## Source passage
========================================================================

OSAMA bin LADEN, YEMEN AND THE USS COLE

In an article in the 26 November 2000 issue of the New York Times, the connection between key government officials of Yemen and Osama bin Laden is looking more and more certain. Allow me to explain. Osama bin Laden is the son of a Yemeni-born Saudi Arabian construction billionaire and in the past has reached out to Yemen for thousands of recruits for his holy war against the then Soviet Union in the war for Afghanistan in the early 1990s. During this time he made close friendships with men now prominent in Sans, the Yemeni capital, including a top army commander, General Ali Mohsen al-Ahmar, the country's most militant Muslim cleric, Abdel Meguid al-Zindani, and a prominent tribal leader, Tariq Nasr al-Fadhli.

There is growing circumstantial evidence of some level of complicity of some of these men in this tragedy. Furthermore, from the day of the bombing, the Yemen government has contrived to deny Western reporters free access in the country, watching where they go and whom they see. The only senior government officials authorized to speak about the Cole bombing have been President Ali Abdullah Saleh and Prime Minister Abdul Karim al-Iryani. The control of information and data is tight and access severely restricted.

========================================================================

## Material
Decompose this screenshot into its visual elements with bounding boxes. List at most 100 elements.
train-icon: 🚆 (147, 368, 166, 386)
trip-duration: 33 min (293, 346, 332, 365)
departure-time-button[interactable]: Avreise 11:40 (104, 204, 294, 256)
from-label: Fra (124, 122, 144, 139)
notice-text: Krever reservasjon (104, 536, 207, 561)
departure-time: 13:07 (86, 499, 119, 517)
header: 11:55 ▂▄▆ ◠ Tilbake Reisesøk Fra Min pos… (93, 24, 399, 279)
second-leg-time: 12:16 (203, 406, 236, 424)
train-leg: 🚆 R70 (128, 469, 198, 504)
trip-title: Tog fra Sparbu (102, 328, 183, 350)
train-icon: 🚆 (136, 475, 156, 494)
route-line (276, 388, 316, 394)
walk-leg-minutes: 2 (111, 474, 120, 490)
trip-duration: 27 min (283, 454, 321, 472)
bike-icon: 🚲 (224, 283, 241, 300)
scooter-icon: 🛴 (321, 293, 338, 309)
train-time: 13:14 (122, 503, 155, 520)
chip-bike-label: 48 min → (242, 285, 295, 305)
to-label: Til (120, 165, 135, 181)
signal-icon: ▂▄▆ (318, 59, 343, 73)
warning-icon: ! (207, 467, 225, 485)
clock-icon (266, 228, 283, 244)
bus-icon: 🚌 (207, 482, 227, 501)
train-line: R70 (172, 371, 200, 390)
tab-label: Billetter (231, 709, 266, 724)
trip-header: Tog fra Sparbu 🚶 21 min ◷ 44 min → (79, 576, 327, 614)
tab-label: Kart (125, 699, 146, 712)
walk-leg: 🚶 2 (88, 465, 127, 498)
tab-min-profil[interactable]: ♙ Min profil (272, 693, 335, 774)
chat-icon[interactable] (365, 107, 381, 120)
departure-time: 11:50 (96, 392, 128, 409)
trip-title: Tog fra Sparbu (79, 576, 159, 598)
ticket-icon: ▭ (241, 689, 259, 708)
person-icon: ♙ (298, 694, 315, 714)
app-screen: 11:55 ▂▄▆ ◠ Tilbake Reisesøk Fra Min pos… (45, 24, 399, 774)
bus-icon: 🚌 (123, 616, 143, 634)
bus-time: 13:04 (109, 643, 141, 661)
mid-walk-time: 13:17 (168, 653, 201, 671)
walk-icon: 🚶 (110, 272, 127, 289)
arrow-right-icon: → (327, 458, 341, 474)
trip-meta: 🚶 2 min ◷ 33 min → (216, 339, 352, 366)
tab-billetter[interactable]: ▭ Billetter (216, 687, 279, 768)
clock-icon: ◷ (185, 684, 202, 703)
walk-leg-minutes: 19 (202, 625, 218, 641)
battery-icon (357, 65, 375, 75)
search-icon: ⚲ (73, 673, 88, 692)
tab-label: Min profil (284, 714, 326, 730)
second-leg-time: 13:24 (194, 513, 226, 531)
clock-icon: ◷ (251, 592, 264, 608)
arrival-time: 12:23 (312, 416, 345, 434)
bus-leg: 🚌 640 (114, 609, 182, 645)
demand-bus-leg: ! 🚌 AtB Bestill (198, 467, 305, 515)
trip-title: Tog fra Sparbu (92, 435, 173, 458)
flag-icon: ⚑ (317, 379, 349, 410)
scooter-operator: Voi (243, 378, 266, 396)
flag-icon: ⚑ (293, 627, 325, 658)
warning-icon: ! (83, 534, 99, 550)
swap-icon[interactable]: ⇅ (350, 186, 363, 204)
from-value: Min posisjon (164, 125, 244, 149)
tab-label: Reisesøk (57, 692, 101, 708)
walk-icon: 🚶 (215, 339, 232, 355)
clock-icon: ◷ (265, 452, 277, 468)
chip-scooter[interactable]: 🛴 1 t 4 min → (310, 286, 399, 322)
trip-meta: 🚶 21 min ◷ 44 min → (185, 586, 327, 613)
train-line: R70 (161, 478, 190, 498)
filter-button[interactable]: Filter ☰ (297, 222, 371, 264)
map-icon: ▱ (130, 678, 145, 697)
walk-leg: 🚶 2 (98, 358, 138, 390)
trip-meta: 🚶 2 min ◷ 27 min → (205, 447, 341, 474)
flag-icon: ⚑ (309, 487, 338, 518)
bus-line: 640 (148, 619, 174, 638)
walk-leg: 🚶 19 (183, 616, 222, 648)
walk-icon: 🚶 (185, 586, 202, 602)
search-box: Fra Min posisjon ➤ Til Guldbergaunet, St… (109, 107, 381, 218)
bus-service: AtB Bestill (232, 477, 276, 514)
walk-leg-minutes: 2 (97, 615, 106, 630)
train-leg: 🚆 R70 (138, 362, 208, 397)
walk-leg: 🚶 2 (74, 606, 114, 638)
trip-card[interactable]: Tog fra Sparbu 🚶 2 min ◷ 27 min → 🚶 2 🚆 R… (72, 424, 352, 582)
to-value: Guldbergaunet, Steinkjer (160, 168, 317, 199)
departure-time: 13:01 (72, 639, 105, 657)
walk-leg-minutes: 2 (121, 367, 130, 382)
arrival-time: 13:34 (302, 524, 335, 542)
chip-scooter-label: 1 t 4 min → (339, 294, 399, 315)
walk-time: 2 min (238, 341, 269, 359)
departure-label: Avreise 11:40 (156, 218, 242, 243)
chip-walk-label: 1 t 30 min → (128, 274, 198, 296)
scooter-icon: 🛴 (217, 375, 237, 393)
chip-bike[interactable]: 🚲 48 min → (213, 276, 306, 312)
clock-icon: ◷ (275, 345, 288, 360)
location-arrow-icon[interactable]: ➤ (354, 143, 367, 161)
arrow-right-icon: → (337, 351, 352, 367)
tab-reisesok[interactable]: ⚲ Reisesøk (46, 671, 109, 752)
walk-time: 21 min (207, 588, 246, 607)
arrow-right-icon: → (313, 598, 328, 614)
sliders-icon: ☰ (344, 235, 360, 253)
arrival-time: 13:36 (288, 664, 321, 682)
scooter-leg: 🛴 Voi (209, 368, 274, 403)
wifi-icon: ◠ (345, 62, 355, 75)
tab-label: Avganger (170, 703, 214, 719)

========================================================================

Extend the passage on Yemen and the USS Cole bombing, picking up right after its final sentence.

## The result
If this is true, then we may never know the entire truth about the Cole bombing and the degree to which the government of Yemen and powerful people in Yemeni society supported Osama bin Laden in this bombing. The United States remains the enemy of many in the Middle East and when government gives support to terrorists like bin Laden, there is no real safe place in the Middle East. The United States is the enemy in much of the Middle East and our people, military and civilian, will remain convenient targets. The Middle East is highly unstable, volatile and dangerous. Keep your eyes on this part of the world.